### WHAT YOU SHOULD DO
Below are entries. Pull out all lines containing "operating".

### SUPPLIED RECORDS

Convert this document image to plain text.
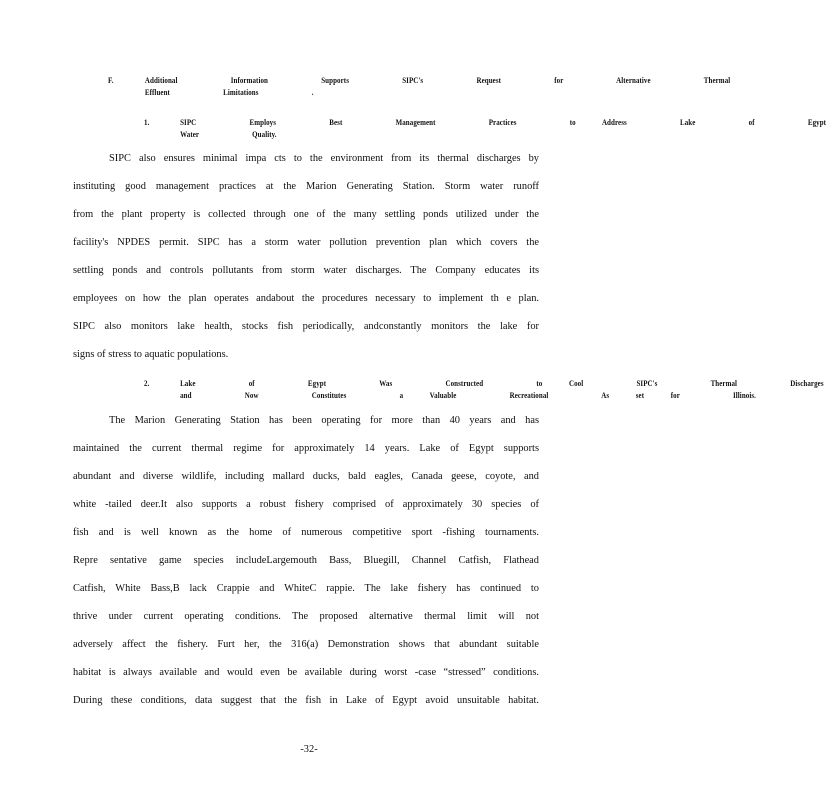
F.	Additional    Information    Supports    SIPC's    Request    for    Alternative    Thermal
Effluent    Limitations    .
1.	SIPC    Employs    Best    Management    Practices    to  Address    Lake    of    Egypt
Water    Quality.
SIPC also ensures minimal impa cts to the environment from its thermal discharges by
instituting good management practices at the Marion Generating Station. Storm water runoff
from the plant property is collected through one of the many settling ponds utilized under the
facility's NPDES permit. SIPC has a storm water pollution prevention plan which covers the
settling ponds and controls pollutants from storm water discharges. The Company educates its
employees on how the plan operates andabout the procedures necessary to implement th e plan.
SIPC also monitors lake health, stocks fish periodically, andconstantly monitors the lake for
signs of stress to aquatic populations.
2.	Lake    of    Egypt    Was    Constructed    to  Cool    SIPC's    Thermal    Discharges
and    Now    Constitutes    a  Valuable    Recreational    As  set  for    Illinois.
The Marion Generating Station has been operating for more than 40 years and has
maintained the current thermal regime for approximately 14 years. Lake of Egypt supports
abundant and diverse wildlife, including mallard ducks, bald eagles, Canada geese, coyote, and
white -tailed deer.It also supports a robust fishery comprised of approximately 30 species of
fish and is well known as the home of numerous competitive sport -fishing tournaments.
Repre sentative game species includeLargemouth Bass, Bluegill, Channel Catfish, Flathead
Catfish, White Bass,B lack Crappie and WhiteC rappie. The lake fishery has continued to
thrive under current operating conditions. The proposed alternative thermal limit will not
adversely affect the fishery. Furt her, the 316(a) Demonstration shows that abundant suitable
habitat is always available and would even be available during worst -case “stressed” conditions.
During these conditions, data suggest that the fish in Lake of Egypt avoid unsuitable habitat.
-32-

* * *

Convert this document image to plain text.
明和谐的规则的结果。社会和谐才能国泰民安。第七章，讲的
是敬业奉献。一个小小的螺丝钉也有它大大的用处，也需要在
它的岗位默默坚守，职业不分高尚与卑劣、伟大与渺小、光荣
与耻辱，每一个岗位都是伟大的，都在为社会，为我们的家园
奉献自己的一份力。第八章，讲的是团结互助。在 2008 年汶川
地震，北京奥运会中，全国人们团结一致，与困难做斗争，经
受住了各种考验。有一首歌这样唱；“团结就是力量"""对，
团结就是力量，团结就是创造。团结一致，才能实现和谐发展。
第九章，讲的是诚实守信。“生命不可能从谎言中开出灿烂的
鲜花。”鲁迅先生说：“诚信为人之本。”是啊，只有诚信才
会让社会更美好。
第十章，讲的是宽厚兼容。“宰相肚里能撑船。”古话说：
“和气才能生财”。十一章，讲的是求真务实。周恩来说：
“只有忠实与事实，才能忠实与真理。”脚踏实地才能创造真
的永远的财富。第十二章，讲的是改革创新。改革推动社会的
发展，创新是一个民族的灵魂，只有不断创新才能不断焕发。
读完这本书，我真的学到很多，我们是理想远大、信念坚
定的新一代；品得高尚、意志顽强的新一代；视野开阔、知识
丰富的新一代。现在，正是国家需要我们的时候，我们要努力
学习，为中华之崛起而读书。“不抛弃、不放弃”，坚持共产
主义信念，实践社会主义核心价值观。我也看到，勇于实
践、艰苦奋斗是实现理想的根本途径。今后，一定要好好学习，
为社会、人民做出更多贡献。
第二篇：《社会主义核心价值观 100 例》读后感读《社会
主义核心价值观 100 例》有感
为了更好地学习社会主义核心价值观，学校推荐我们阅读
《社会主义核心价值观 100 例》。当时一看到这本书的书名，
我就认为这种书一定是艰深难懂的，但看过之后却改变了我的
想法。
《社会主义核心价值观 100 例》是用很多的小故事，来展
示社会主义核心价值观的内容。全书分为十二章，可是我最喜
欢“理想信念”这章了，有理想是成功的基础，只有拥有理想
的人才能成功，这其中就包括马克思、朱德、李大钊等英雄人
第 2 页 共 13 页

* * *

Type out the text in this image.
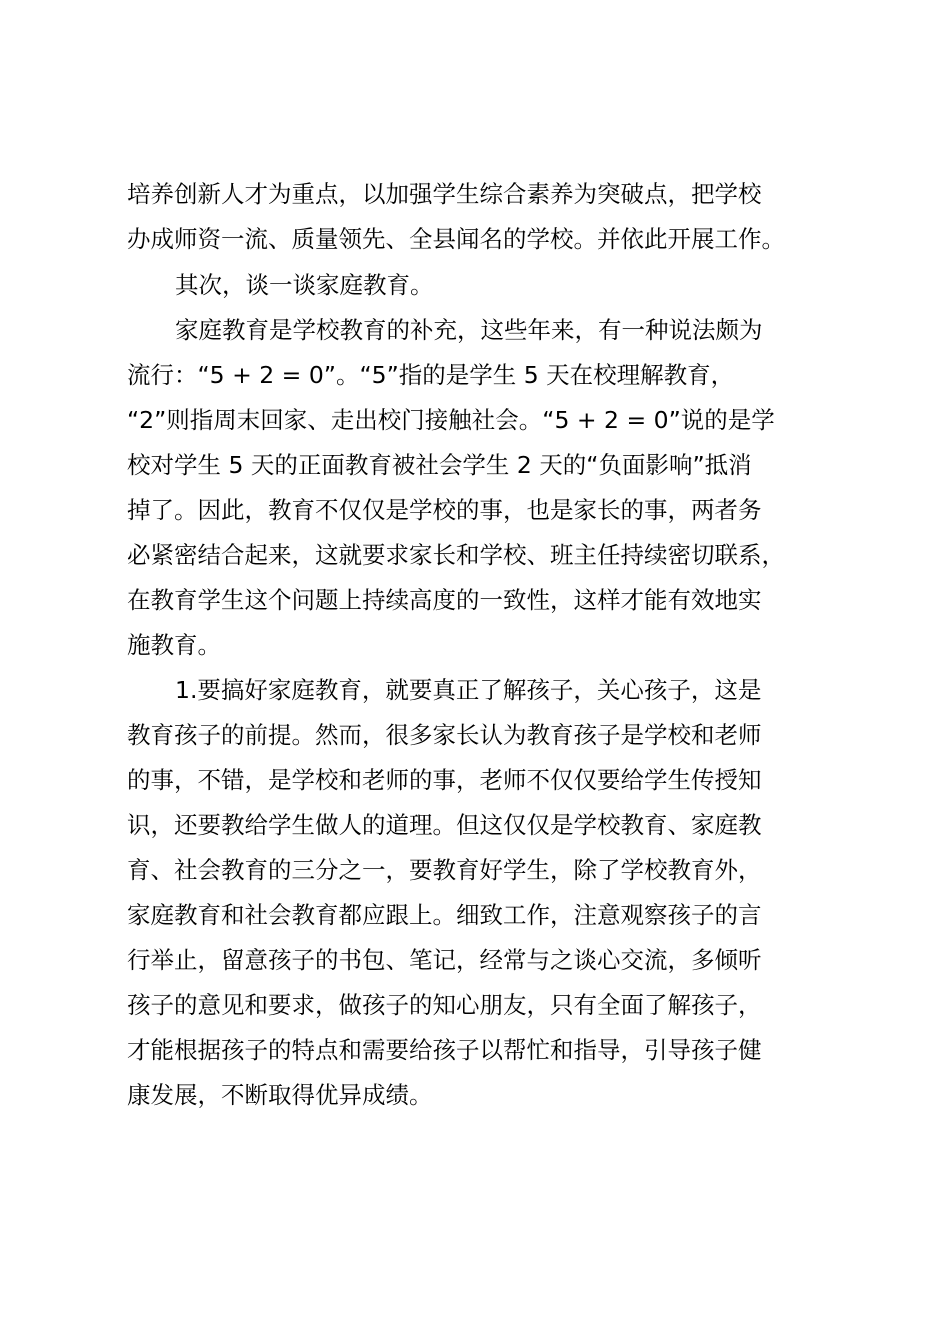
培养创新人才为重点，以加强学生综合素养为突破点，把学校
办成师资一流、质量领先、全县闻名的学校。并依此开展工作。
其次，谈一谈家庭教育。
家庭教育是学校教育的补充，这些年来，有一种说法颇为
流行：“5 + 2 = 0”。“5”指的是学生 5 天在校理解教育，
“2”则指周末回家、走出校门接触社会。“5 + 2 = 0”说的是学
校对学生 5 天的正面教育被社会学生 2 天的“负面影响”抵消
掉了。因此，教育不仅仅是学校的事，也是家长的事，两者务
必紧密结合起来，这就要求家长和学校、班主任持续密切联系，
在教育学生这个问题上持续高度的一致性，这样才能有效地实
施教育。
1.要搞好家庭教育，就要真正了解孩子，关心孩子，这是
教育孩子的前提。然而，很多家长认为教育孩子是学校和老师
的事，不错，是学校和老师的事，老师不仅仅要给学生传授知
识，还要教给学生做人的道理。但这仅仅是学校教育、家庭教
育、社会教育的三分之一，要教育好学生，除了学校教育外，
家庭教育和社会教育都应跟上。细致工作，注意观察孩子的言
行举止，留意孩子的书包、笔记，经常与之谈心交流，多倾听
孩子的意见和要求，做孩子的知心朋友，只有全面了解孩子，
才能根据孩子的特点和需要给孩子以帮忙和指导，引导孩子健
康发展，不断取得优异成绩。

### COMPLETE RESPONSE
The Marion Generating Station has been operating for more than 40 years and has
thrive under current operating conditions. The proposed alternative thermal limit will not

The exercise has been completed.